Exercise directions
Pull out every line of the listing below where "рекомендуемое" appears.

Data supplied
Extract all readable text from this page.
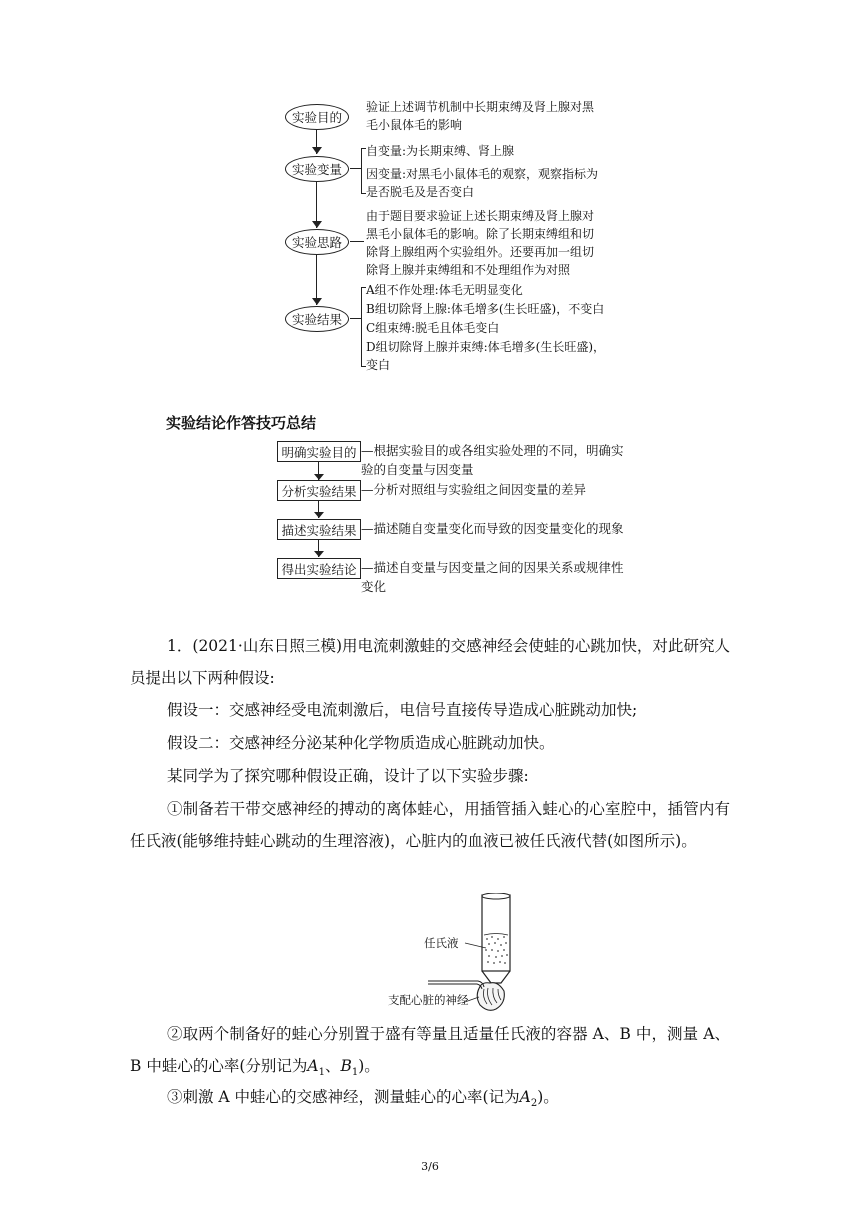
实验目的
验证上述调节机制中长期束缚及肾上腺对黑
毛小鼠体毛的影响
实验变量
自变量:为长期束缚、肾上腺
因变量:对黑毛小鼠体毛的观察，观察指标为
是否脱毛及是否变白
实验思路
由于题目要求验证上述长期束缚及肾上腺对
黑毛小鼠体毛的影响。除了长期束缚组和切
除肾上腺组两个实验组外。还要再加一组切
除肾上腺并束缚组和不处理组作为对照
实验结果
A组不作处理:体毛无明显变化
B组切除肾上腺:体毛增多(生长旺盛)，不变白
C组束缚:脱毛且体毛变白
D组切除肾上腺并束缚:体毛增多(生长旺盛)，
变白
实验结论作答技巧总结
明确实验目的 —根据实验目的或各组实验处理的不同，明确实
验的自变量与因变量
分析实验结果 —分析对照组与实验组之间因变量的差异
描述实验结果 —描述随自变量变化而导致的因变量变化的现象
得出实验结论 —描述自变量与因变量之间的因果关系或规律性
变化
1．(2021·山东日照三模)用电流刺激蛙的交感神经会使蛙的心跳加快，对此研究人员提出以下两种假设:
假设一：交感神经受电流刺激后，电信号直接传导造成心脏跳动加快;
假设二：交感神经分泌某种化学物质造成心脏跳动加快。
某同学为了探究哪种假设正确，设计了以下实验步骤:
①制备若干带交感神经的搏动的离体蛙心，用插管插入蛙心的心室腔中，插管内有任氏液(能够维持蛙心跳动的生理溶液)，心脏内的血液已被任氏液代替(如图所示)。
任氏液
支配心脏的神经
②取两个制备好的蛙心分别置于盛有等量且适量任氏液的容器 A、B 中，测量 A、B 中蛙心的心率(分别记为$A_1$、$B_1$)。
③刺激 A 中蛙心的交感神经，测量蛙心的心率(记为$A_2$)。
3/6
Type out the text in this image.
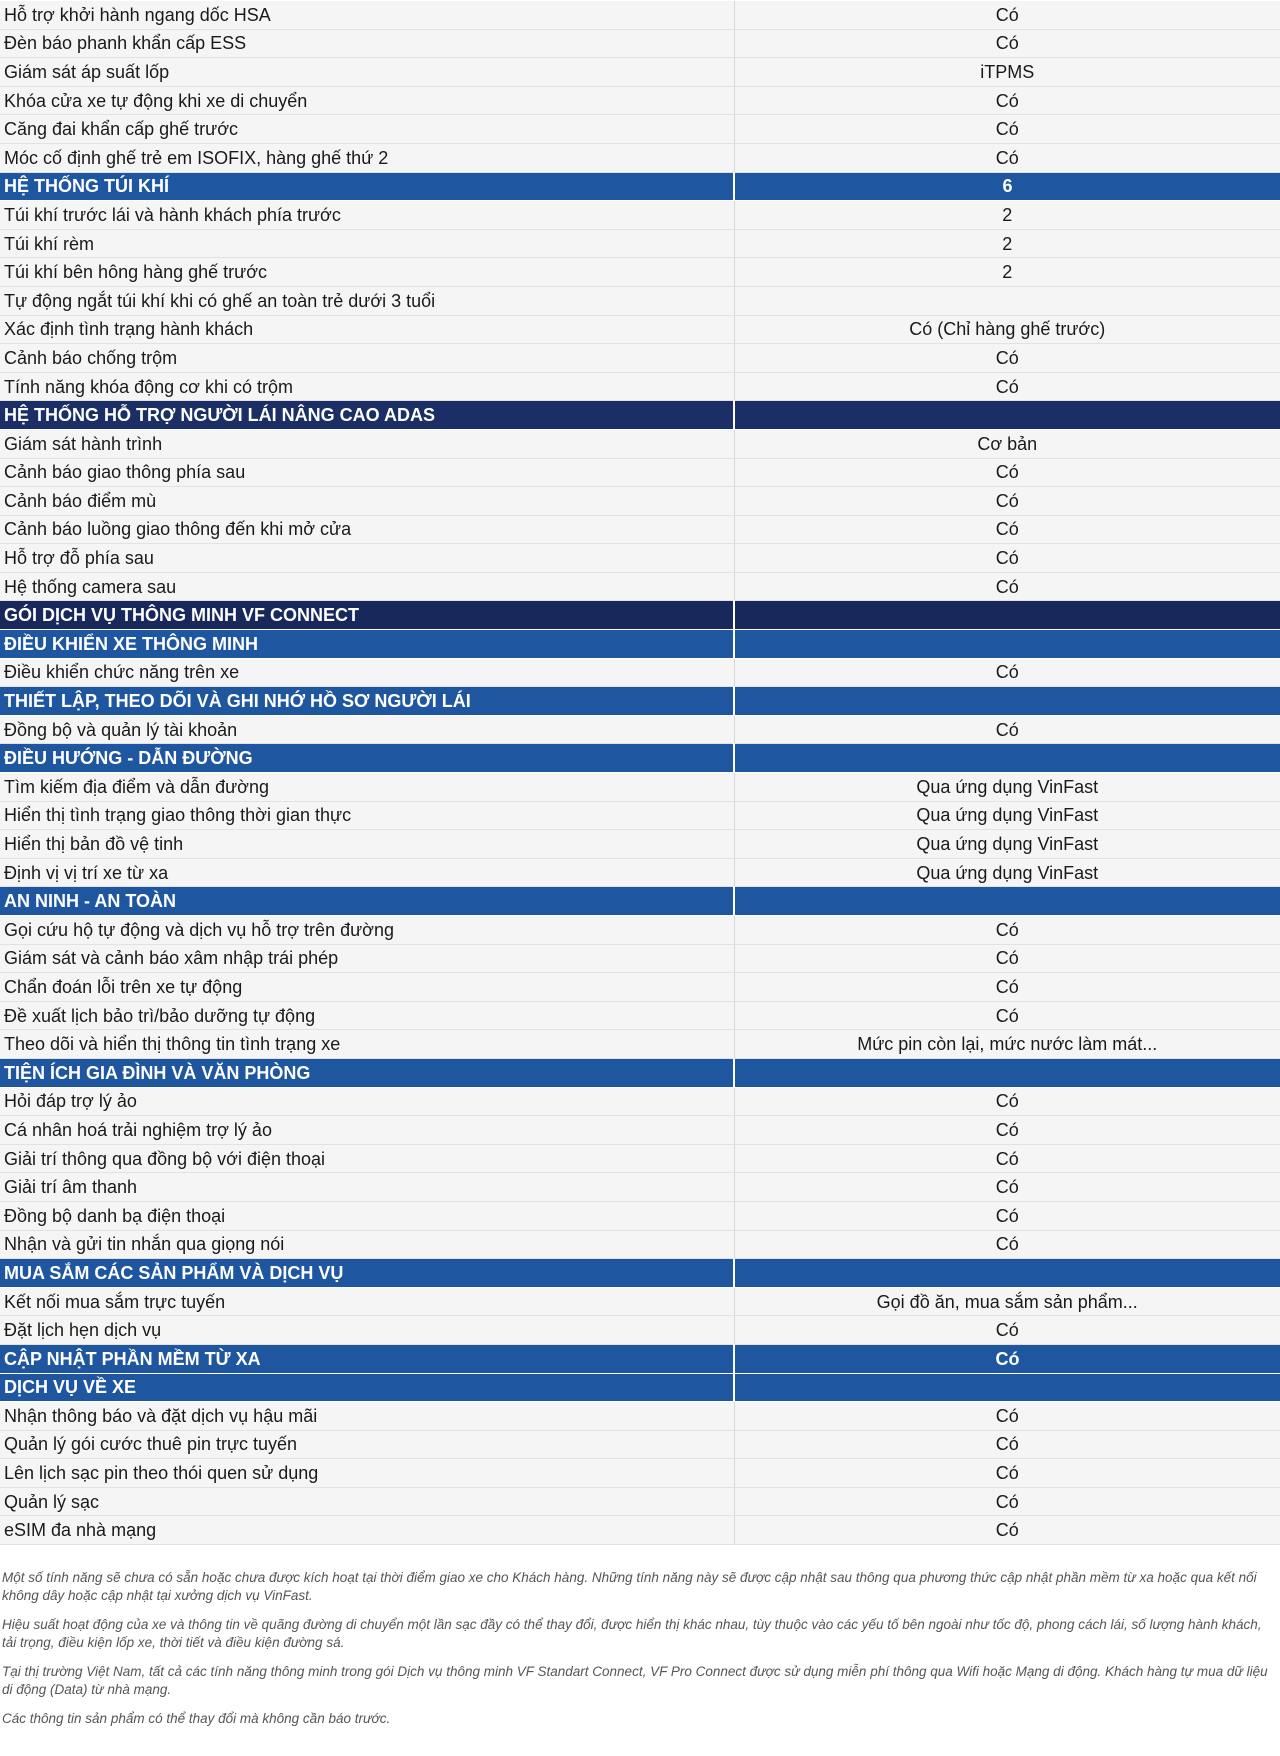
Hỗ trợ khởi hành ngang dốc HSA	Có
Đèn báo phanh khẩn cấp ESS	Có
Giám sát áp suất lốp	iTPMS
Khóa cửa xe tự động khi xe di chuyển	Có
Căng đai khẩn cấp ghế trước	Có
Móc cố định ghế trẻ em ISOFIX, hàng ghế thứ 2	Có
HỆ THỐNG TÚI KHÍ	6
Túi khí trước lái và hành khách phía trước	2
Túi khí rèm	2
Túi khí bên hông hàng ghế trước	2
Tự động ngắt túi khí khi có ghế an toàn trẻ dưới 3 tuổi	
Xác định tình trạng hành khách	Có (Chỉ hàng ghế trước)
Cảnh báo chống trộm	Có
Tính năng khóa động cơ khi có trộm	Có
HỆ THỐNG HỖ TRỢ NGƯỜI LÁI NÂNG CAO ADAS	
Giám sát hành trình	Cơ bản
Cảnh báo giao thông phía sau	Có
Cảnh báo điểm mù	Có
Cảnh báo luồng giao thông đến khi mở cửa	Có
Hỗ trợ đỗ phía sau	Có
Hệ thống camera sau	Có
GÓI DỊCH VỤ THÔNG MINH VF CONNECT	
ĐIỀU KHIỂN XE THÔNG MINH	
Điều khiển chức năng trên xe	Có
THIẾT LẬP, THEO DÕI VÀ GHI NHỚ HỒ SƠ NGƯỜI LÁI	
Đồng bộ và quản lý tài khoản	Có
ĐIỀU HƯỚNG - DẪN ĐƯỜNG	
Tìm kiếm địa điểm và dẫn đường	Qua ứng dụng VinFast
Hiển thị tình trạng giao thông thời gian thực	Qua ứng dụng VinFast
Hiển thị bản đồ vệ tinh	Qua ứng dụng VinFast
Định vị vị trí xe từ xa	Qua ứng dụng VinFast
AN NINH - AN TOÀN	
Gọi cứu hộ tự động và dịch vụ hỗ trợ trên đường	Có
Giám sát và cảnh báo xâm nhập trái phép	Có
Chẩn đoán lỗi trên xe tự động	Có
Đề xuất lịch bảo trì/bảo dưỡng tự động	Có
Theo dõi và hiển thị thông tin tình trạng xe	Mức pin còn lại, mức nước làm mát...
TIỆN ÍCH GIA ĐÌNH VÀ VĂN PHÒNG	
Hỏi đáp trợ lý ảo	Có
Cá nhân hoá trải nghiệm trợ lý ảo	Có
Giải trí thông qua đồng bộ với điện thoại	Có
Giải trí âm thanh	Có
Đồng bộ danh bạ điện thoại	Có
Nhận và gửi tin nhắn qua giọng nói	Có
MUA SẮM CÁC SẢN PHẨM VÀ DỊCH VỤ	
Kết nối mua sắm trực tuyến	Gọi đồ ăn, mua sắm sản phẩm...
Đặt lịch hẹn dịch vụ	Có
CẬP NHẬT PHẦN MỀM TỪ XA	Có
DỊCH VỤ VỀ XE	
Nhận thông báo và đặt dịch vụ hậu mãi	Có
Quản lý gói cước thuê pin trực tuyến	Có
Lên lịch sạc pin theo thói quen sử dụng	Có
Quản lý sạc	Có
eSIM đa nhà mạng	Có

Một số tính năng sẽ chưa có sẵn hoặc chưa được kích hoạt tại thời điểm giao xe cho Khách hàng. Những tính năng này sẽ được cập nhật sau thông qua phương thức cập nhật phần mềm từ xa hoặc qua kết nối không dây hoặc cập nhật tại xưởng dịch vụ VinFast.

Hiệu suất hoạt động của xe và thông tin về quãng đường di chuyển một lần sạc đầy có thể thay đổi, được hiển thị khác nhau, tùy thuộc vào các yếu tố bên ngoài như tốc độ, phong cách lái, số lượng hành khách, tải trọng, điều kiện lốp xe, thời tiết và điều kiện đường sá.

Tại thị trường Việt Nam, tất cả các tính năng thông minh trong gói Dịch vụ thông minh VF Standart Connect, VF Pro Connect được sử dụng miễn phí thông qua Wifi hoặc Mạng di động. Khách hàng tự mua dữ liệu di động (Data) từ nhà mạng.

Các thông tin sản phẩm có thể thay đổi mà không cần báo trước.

---

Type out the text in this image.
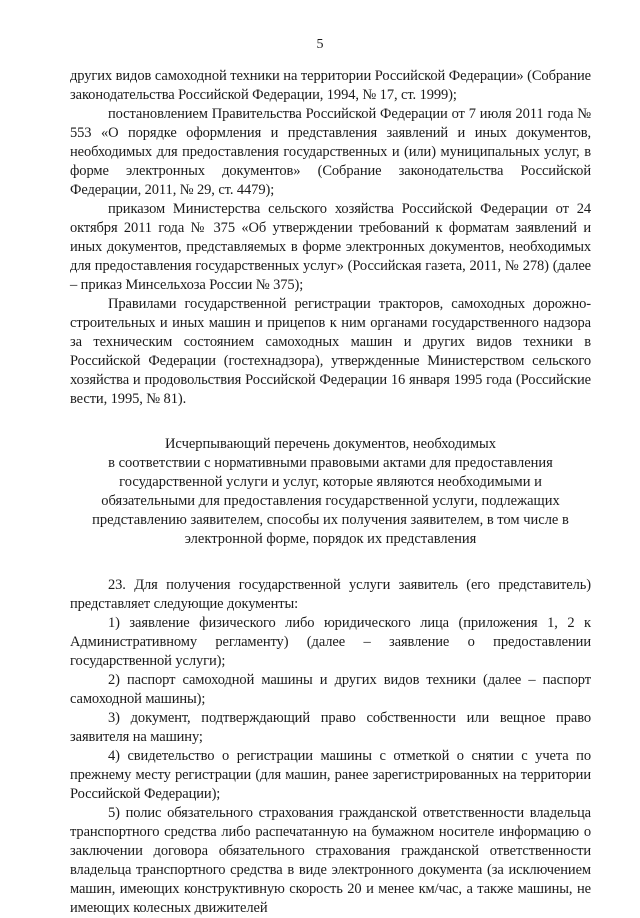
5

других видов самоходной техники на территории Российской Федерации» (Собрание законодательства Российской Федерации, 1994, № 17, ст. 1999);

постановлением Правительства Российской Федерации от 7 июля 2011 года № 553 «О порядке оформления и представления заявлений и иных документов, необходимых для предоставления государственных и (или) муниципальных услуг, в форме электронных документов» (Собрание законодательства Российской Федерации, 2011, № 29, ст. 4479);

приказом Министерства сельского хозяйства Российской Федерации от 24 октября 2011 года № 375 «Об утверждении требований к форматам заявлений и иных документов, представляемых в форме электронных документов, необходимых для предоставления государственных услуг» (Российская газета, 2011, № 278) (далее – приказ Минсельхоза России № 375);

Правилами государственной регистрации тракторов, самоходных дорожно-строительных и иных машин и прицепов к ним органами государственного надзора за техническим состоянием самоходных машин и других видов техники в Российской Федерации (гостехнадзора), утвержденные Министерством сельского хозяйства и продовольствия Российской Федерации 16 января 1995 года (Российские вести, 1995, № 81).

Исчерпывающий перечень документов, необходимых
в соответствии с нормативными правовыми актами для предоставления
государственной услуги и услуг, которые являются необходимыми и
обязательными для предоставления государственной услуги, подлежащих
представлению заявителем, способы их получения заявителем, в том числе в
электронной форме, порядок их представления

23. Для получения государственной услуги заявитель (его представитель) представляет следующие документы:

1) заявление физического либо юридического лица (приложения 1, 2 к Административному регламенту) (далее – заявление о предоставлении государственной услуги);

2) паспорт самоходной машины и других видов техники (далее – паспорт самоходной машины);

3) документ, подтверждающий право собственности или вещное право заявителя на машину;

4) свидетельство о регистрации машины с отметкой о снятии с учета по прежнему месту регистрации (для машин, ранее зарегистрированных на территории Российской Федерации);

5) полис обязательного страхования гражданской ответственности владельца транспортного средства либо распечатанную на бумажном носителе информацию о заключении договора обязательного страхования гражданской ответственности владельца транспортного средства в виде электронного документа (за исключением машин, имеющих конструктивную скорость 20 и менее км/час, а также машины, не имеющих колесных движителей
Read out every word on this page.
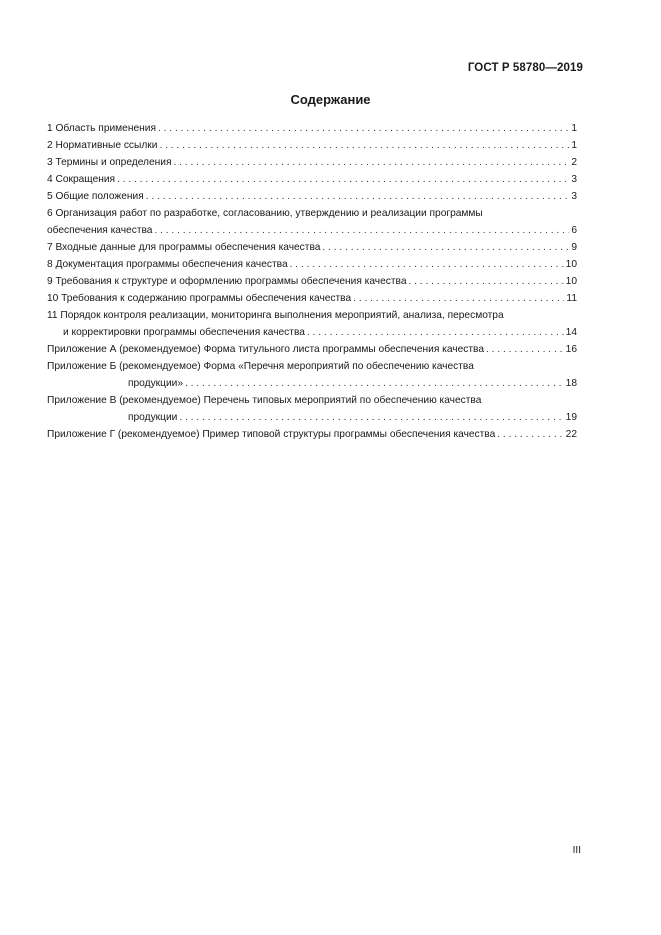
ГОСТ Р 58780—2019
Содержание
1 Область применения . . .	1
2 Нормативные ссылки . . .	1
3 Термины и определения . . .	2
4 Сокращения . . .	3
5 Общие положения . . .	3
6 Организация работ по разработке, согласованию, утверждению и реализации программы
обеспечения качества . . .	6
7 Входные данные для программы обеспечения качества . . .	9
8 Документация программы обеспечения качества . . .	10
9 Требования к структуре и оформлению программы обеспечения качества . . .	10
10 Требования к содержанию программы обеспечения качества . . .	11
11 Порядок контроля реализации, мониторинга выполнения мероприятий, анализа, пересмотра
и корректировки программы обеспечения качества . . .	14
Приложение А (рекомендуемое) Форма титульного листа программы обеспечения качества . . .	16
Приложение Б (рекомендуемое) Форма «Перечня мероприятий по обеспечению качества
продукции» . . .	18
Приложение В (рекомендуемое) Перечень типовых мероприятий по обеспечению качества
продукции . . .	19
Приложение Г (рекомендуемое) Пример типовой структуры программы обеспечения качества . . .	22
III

Full solution
Приложение А (рекомендуемое) Форма титульного листа программы обеспечения качества . . .	16
Приложение Б (рекомендуемое) Форма «Перечня мероприятий по обеспечению качества
Приложение В (рекомендуемое) Перечень типовых мероприятий по обеспечению качества
Приложение Г (рекомендуемое) Пример типовой структуры программы обеспечения качества . . .	22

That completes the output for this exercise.